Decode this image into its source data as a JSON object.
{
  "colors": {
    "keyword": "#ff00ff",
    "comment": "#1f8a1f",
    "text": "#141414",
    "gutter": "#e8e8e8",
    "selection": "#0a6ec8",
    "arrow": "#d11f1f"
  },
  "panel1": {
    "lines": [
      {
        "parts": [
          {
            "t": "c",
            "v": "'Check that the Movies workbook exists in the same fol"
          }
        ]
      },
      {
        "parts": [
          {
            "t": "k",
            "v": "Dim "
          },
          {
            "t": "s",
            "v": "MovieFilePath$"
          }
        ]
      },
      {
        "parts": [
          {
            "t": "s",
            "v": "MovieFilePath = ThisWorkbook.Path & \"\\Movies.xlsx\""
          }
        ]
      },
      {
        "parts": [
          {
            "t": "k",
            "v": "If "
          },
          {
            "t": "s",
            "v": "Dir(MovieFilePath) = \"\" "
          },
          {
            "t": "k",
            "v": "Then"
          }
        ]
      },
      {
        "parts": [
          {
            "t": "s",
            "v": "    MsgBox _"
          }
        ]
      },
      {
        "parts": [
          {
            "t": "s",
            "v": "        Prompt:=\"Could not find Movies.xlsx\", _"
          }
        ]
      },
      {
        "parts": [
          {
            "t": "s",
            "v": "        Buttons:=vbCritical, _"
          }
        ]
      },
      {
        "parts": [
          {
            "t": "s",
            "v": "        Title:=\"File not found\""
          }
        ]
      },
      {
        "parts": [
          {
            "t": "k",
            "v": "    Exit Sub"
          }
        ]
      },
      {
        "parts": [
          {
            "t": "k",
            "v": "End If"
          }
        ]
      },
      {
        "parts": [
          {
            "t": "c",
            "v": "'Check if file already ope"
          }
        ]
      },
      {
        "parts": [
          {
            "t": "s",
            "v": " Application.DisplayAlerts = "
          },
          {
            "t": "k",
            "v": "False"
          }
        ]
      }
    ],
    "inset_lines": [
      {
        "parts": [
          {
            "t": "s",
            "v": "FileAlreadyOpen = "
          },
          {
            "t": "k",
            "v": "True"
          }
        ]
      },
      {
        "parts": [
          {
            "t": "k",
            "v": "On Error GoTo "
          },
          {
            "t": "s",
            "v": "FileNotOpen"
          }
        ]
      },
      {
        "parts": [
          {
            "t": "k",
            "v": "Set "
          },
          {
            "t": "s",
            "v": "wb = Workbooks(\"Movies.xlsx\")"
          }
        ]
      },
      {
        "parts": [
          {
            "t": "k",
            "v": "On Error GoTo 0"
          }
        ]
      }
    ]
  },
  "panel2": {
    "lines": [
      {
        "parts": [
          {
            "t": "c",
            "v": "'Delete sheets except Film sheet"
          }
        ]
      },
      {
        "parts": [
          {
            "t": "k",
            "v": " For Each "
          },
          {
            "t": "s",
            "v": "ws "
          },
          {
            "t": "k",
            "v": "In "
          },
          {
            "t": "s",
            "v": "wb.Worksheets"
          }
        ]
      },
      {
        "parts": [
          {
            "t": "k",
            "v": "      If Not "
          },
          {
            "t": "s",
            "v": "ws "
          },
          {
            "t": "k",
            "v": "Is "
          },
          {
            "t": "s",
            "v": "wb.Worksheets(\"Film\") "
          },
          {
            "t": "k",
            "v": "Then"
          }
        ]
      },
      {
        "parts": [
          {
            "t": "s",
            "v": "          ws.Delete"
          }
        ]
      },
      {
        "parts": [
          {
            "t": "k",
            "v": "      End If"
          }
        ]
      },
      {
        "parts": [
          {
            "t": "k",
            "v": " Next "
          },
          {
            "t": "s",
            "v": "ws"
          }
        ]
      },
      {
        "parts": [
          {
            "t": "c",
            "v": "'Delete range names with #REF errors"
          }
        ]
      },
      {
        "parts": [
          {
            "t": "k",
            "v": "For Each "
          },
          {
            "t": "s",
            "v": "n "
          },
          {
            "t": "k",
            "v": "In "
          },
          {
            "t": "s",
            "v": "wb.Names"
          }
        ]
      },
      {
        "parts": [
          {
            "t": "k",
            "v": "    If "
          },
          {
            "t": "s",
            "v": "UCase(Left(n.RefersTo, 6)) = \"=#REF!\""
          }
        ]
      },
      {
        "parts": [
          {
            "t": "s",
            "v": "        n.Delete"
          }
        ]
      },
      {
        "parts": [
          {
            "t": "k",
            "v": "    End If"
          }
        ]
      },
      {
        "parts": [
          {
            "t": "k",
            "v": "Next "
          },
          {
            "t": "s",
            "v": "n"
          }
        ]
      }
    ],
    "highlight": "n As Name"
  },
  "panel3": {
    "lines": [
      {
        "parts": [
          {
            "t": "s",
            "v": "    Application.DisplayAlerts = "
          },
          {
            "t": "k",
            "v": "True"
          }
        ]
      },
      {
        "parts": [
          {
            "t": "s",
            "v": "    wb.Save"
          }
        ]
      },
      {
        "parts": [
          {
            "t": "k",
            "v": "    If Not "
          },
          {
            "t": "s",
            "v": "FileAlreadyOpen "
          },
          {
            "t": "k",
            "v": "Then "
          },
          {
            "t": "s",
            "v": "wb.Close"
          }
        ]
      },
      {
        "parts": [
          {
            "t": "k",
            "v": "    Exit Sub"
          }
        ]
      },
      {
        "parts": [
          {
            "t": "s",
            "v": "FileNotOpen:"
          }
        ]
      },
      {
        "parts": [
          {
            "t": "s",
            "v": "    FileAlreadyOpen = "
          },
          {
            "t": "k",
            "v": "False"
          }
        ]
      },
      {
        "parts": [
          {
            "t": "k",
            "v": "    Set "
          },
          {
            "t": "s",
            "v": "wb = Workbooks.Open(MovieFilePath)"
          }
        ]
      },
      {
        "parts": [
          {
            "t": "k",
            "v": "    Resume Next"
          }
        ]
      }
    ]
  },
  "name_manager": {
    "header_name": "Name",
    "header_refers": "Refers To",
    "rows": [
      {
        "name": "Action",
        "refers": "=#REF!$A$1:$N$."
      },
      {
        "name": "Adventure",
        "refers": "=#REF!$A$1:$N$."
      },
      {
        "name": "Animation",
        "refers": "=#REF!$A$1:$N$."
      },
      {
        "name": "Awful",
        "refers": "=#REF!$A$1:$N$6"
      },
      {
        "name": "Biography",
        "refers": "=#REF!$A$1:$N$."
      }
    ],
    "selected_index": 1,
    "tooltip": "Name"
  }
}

-*-*-

### Prompt
Quote all of the entries verbatim.

### Answer to this exercise
Decode this image into its source data as a JSON object.
{
  "colors": {
    "keyword": "#ff00ff",
    "comment": "#1f8a1f",
    "text": "#141414",
    "gutter": "#e8e8e8",
    "selection": "#0a6ec8",
    "arrow": "#d11f1f"
  },
  "panel1": {
    "lines": [
      {
        "parts": [
          {
            "t": "c",
            "v": "'Check that the Movies workbook exists in the same fol"
          }
        ]
      },
      {
        "parts": [
          {
            "t": "k",
            "v": "Dim "
          },
          {
            "t": "s",
            "v": "MovieFilePath$"
          }
        ]
      },
      {
        "parts": [
          {
            "t": "s",
            "v": "MovieFilePath = ThisWorkbook.Path & \"\\Movies.xlsx\""
          }
        ]
      },
      {
        "parts": [
          {
            "t": "k",
            "v": "If "
          },
          {
            "t": "s",
            "v": "Dir(MovieFilePath) = \"\" "
          },
          {
            "t": "k",
            "v": "Then"
          }
        ]
      },
      {
        "parts": [
          {
            "t": "s",
            "v": "    MsgBox _"
          }
        ]
      },
      {
        "parts": [
          {
            "t": "s",
            "v": "        Prompt:=\"Could not find Movies.xlsx\", _"
          }
        ]
      },
      {
        "parts": [
          {
            "t": "s",
            "v": "        Buttons:=vbCritical, _"
          }
        ]
      },
      {
        "parts": [
          {
            "t": "s",
            "v": "        Title:=\"File not found\""
          }
        ]
      },
      {
        "parts": [
          {
            "t": "k",
            "v": "    Exit Sub"
          }
        ]
      },
      {
        "parts": [
          {
            "t": "k",
            "v": "End If"
          }
        ]
      },
      {
        "parts": [
          {
            "t": "c",
            "v": "'Check if file already ope"
          }
        ]
      },
      {
        "parts": [
          {
            "t": "s",
            "v": " Application.DisplayAlerts = "
          },
          {
            "t": "k",
            "v": "False"
          }
        ]
      }
    ],
    "inset_lines": [
      {
        "parts": [
          {
            "t": "s",
            "v": "FileAlreadyOpen = "
          },
          {
            "t": "k",
            "v": "True"
          }
        ]
      },
      {
        "parts": [
          {
            "t": "k",
            "v": "On Error GoTo "
          },
          {
            "t": "s",
            "v": "FileNotOpen"
          }
        ]
      },
      {
        "parts": [
          {
            "t": "k",
            "v": "Set "
          },
          {
            "t": "s",
            "v": "wb = Workbooks(\"Movies.xlsx\")"
          }
        ]
      },
      {
        "parts": [
          {
            "t": "k",
            "v": "On Error GoTo 0"
          }
        ]
      }
    ]
  },
  "panel2": {
    "lines": [
      {
        "parts": [
          {
            "t": "c",
            "v": "'Delete sheets except Film sheet"
          }
        ]
      },
      {
        "parts": [
          {
            "t": "k",
            "v": " For Each "
          },
          {
            "t": "s",
            "v": "ws "
          },
          {
            "t": "k",
            "v": "In "
          },
          {
            "t": "s",
            "v": "wb.Worksheets"
          }
        ]
      },
      {
        "parts": [
          {
            "t": "k",
            "v": "      If Not "
          },
          {
            "t": "s",
            "v": "ws "
          },
          {
            "t": "k",
            "v": "Is "
          },
          {
            "t": "s",
            "v": "wb.Worksheets(\"Film\") "
          },
          {
            "t": "k",
            "v": "Then"
          }
        ]
      },
      {
        "parts": [
          {
            "t": "s",
            "v": "          ws.Delete"
          }
        ]
      },
      {
        "parts": [
          {
            "t": "k",
            "v": "      End If"
          }
        ]
      },
      {
        "parts": [
          {
            "t": "k",
            "v": " Next "
          },
          {
            "t": "s",
            "v": "ws"
          }
        ]
      },
      {
        "parts": [
          {
            "t": "c",
            "v": "'Delete range names with #REF errors"
          }
        ]
      },
      {
        "parts": [
          {
            "t": "k",
            "v": "For Each "
          },
          {
            "t": "s",
            "v": "n "
          },
          {
            "t": "k",
            "v": "In "
          },
          {
            "t": "s",
            "v": "wb.Names"
          }
        ]
      },
      {
        "parts": [
          {
            "t": "k",
            "v": "    If "
          },
          {
            "t": "s",
            "v": "UCase(Left(n.RefersTo, 6)) = \"=#REF!\""
          }
        ]
      },
      {
        "parts": [
          {
            "t": "s",
            "v": "        n.Delete"
          }
        ]
      },
      {
        "parts": [
          {
            "t": "k",
            "v": "    End If"
          }
        ]
      },
      {
        "parts": [
          {
            "t": "k",
            "v": "Next "
          },
          {
            "t": "s",
            "v": "n"
          }
        ]
      }
    ],
    "highlight": "n As Name"
  },
  "panel3": {
    "lines": [
      {
        "parts": [
          {
            "t": "s",
            "v": "    Application.DisplayAlerts = "
          },
          {
            "t": "k",
            "v": "True"
          }
        ]
      },
      {
        "parts": [
          {
            "t": "s",
            "v": "    wb.Save"
          }
        ]
      },
      {
        "parts": [
          {
            "t": "k",
            "v": "    If Not "
          },
          {
            "t": "s",
            "v": "FileAlreadyOpen "
          },
          {
            "t": "k",
            "v": "Then "
          },
          {
            "t": "s",
            "v": "wb.Close"
          }
        ]
      },
      {
        "parts": [
          {
            "t": "k",
            "v": "    Exit Sub"
          }
        ]
      },
      {
        "parts": [
          {
            "t": "s",
            "v": "FileNotOpen:"
          }
        ]
      },
      {
        "parts": [
          {
            "t": "s",
            "v": "    FileAlreadyOpen = "
          },
          {
            "t": "k",
            "v": "False"
          }
        ]
      },
      {
        "parts": [
          {
            "t": "k",
            "v": "    Set "
          },
          {
            "t": "s",
            "v": "wb = Workbooks.Open(MovieFilePath)"
          }
        ]
      },
      {
        "parts": [
          {
            "t": "k",
            "v": "    Resume Next"
          }
        ]
      }
    ]
  },
  "name_manager": {
    "header_name": "Name",
    "header_refers": "Refers To",
    "rows": [
      {
        "name": "Action",
        "refers": "=#REF!$A$1:$N$."
      },
      {
        "name": "Adventure",
        "refers": "=#REF!$A$1:$N$."
      },
      {
        "name": "Animation",
        "refers": "=#REF!$A$1:$N$."
      },
      {
        "name": "Awful",
        "refers": "=#REF!$A$1:$N$6"
      },
      {
        "name": "Biography",
        "refers": "=#REF!$A$1:$N$."
      }
    ],
    "selected_index": 1,
    "tooltip": "Name"
  }
}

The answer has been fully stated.